TASK PROMPT
Please transcribe the data that follows without the pictures, keeping every word the same.
* Start *
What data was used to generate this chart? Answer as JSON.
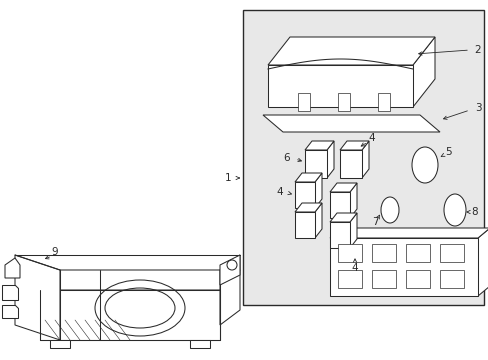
{
  "bg_color": "#ffffff",
  "box_bg": "#e8e8e8",
  "line_color": "#2a2a2a",
  "lw": 0.75,
  "fig_w": 4.89,
  "fig_h": 3.6,
  "dpi": 100
}
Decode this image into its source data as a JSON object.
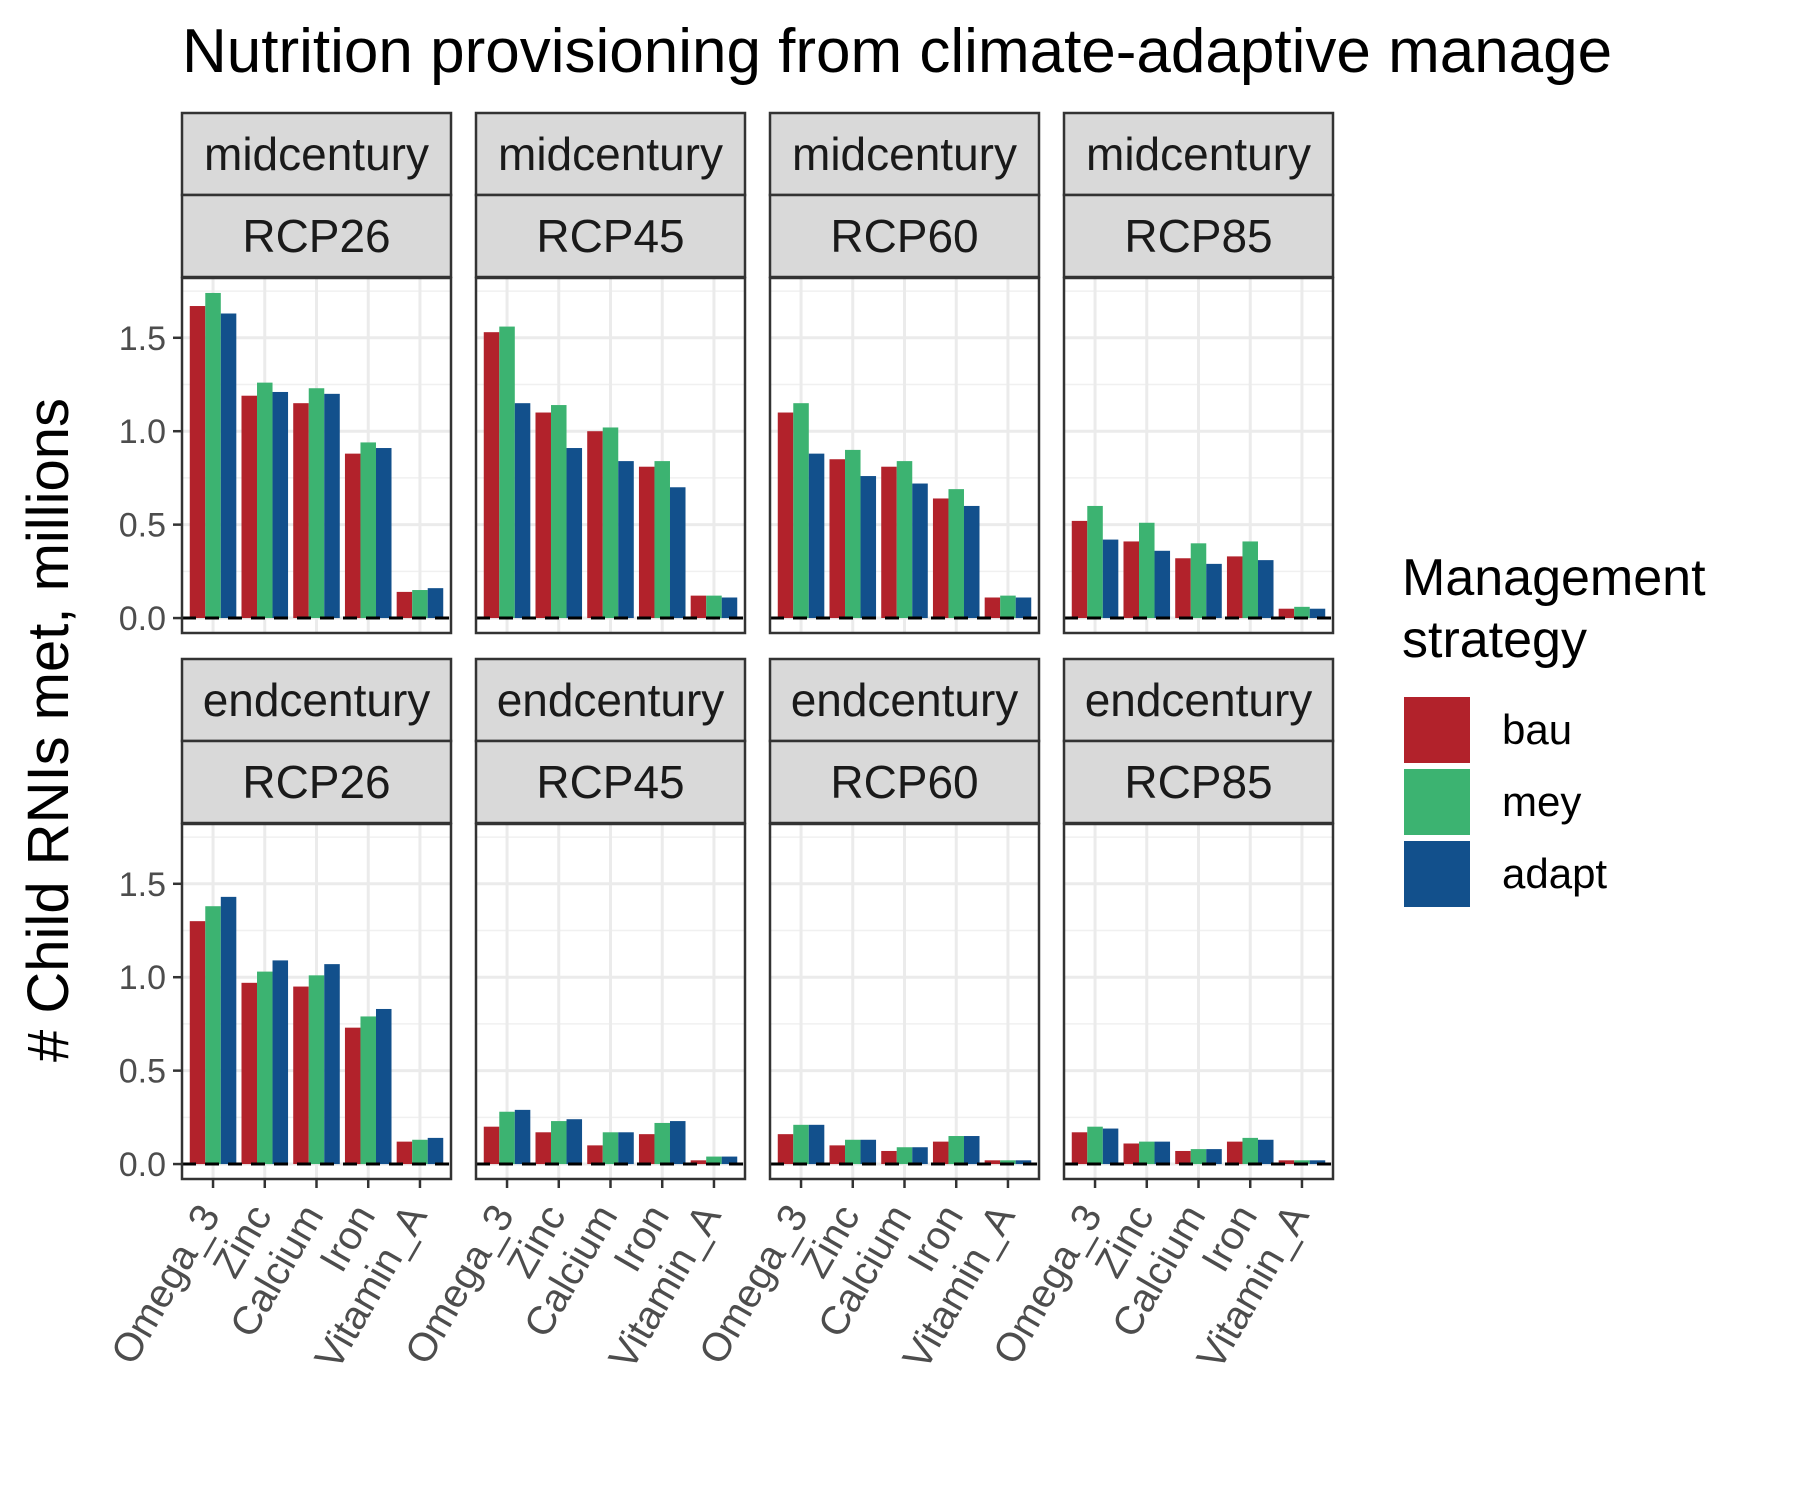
* End *
SOLUTION TO THIS PROBLEM
What data was used to generate this chart? Answer as JSON.
{
  "bg_color": "#ffffff",
  "box_bg": "#e8e8e8",
  "line_color": "#2a2a2a",
  "lw": 0.75,
  "fig_w": 4.89,
  "fig_h": 3.6,
  "dpi": 100
}
Decode this image into its source data as a JSON object.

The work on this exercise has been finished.